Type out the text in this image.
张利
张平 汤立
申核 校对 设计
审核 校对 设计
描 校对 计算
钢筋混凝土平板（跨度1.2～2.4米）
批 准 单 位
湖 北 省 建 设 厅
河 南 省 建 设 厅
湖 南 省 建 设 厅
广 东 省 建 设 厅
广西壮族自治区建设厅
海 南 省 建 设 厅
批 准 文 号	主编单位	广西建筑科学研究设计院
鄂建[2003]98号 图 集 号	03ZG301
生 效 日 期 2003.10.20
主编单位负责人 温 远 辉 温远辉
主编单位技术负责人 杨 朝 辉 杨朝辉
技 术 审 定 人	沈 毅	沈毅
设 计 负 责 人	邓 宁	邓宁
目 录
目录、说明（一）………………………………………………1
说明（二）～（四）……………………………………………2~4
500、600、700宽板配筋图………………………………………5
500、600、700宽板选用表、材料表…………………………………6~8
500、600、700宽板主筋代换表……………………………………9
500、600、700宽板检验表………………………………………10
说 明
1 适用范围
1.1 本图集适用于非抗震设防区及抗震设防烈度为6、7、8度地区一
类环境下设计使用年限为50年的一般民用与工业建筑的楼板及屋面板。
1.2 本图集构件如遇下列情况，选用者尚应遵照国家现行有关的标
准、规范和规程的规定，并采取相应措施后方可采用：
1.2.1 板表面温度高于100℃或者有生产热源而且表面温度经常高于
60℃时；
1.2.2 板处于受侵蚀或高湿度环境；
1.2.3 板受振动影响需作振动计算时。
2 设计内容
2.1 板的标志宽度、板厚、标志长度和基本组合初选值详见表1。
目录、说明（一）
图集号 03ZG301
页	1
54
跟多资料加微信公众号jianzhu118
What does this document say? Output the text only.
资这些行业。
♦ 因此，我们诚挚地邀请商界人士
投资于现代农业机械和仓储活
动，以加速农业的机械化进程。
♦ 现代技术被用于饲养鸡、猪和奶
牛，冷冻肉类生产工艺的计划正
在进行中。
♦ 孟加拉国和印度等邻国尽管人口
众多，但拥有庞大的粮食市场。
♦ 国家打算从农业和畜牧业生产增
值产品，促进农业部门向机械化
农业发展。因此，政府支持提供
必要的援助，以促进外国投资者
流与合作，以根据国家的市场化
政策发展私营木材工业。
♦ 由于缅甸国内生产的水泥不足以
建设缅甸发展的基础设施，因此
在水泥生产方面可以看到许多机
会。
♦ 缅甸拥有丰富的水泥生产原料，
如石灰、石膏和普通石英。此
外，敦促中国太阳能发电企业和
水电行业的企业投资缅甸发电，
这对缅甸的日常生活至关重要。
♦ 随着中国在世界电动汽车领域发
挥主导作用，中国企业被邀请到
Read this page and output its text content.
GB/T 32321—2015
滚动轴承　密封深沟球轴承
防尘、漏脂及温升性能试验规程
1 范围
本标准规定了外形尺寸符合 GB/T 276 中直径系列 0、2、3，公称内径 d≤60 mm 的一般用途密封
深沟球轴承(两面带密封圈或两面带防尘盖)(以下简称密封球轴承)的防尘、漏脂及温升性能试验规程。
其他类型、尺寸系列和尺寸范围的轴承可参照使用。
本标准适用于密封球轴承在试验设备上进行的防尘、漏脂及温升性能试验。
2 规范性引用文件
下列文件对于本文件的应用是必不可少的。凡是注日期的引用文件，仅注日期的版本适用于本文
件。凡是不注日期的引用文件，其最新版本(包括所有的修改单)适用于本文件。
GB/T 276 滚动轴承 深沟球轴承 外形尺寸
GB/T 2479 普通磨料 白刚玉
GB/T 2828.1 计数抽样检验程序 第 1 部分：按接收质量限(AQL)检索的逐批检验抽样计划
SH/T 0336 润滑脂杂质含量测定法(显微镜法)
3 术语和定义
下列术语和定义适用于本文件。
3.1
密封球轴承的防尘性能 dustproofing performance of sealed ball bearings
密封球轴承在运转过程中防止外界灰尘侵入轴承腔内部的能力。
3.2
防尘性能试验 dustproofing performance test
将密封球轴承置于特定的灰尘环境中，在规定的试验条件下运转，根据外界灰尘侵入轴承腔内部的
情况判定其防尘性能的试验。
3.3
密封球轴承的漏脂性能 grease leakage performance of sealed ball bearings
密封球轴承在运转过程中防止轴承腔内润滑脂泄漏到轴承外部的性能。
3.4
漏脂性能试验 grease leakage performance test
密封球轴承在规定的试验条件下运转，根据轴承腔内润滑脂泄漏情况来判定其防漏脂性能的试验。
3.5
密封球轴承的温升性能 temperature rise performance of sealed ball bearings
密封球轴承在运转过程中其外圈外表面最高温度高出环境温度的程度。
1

══════════════════════════════

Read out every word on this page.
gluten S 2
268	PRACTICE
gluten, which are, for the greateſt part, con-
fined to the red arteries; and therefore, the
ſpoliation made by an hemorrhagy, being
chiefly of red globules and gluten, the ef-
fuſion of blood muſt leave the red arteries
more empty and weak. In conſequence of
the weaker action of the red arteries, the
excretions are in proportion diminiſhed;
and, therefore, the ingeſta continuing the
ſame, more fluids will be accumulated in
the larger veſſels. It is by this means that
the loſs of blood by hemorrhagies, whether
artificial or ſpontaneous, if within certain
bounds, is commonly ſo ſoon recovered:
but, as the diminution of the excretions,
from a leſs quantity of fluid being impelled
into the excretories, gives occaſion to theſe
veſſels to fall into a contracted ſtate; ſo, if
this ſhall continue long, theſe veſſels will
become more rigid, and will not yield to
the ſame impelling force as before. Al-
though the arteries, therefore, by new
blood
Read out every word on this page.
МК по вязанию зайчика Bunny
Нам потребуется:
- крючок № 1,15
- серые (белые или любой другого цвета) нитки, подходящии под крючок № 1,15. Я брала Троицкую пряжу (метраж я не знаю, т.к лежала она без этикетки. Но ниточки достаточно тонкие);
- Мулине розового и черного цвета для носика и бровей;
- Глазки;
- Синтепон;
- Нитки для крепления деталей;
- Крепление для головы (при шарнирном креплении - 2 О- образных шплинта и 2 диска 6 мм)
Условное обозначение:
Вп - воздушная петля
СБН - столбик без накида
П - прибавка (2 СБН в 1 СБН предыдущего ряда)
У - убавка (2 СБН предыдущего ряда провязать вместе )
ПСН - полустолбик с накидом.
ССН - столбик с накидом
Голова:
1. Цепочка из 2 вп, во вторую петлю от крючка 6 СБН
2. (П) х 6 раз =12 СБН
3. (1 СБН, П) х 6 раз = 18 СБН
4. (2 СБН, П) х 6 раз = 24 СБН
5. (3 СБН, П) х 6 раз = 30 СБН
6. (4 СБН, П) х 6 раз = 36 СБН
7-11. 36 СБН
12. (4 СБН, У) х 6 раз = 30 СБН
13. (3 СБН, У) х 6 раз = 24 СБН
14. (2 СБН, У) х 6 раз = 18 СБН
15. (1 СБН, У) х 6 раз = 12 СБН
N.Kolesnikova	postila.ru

══════════════════════════════

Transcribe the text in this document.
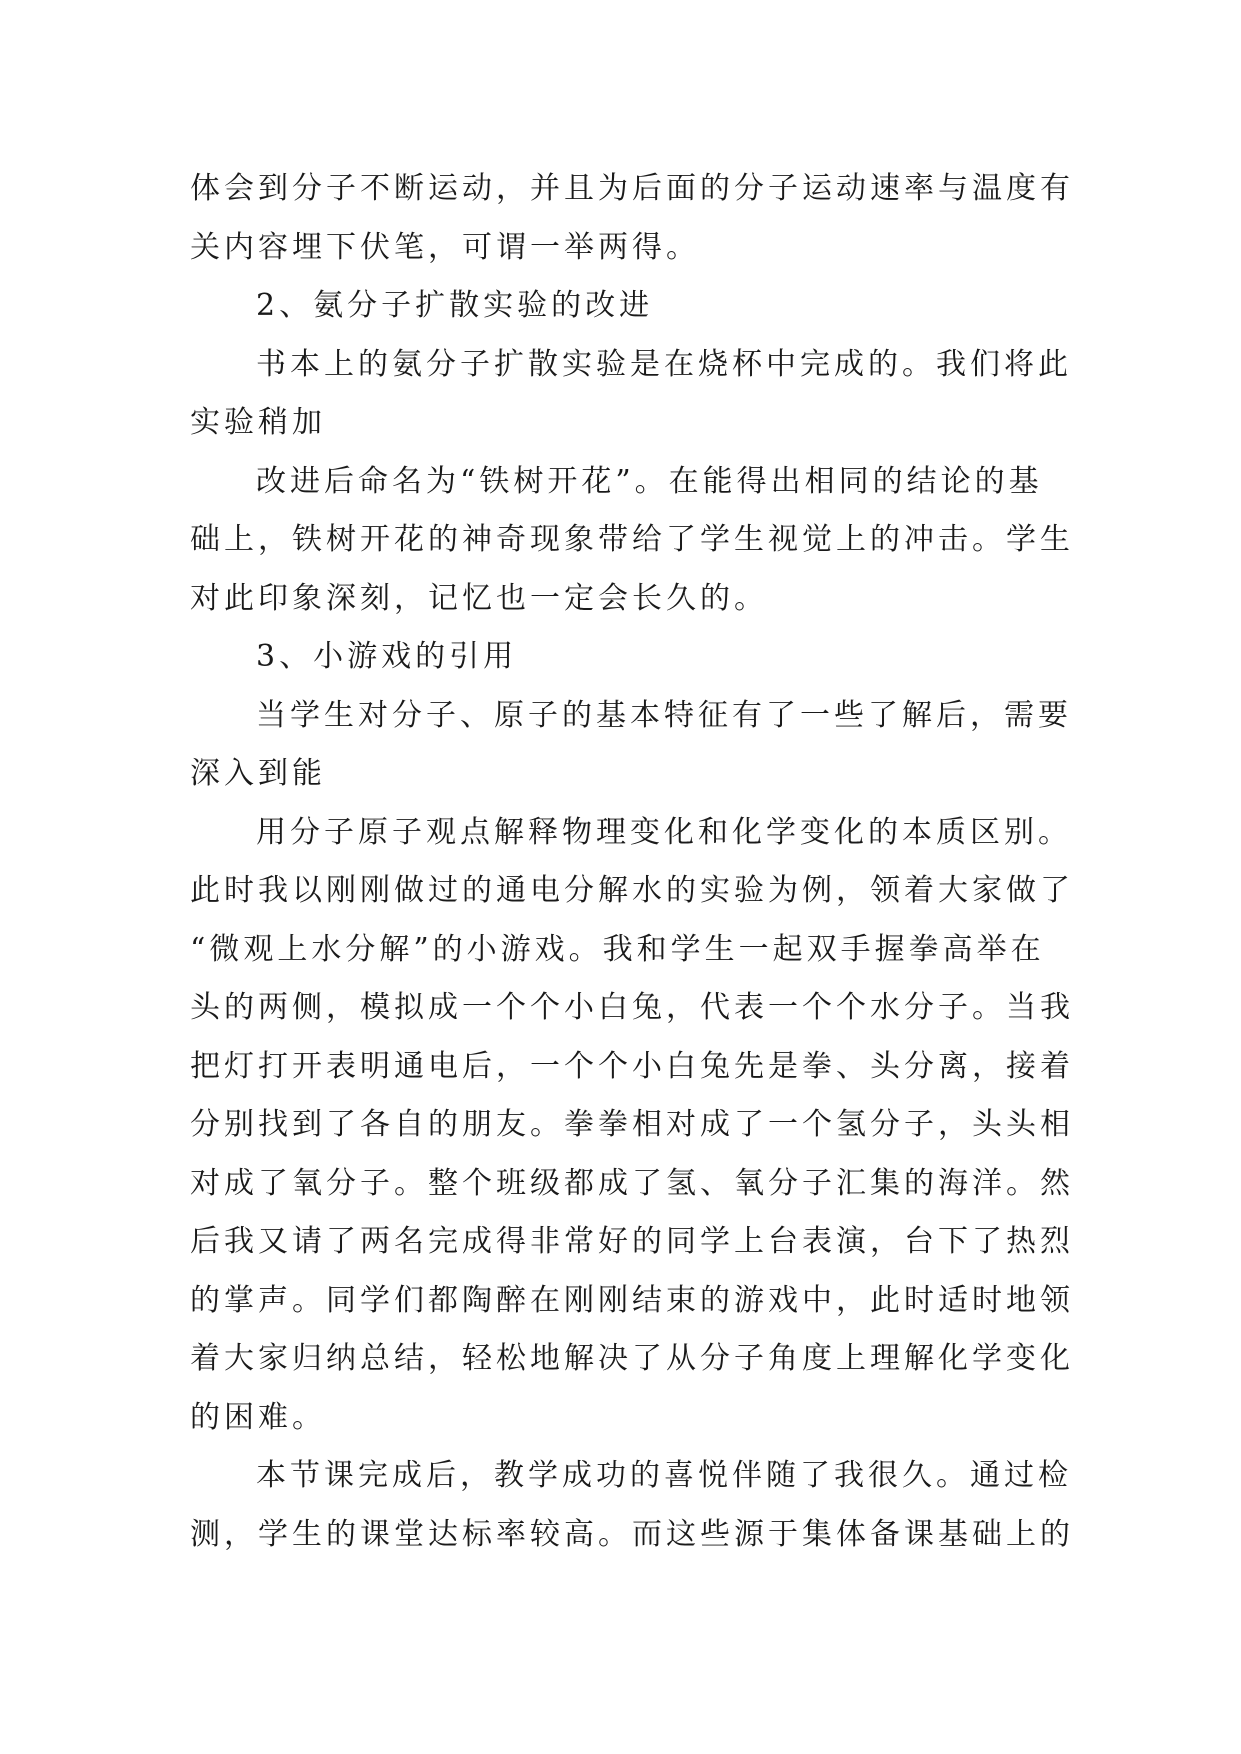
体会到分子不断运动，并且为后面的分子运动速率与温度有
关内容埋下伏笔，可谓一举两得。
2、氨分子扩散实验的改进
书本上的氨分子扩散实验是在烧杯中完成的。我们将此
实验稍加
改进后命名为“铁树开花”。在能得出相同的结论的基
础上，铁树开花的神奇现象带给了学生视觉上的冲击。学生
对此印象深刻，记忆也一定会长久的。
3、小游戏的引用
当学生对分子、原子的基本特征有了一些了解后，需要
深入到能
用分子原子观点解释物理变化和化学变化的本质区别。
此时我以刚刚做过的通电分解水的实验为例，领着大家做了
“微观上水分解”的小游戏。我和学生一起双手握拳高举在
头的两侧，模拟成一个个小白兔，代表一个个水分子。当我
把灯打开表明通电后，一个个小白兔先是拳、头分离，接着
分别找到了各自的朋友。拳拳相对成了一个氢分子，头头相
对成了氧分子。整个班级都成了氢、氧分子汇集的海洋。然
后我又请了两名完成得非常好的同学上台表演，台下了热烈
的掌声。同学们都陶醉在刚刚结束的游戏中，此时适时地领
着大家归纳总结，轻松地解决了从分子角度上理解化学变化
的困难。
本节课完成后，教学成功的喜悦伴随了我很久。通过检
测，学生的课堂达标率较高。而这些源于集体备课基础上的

══════════════════════════════

[TO BE DONE] Take each line containing the string "theſe" and copy it out.

[WRITTEN SOLUTION]
into the excretories, gives occaſion to theſe
this ſhall continue long, theſe veſſels will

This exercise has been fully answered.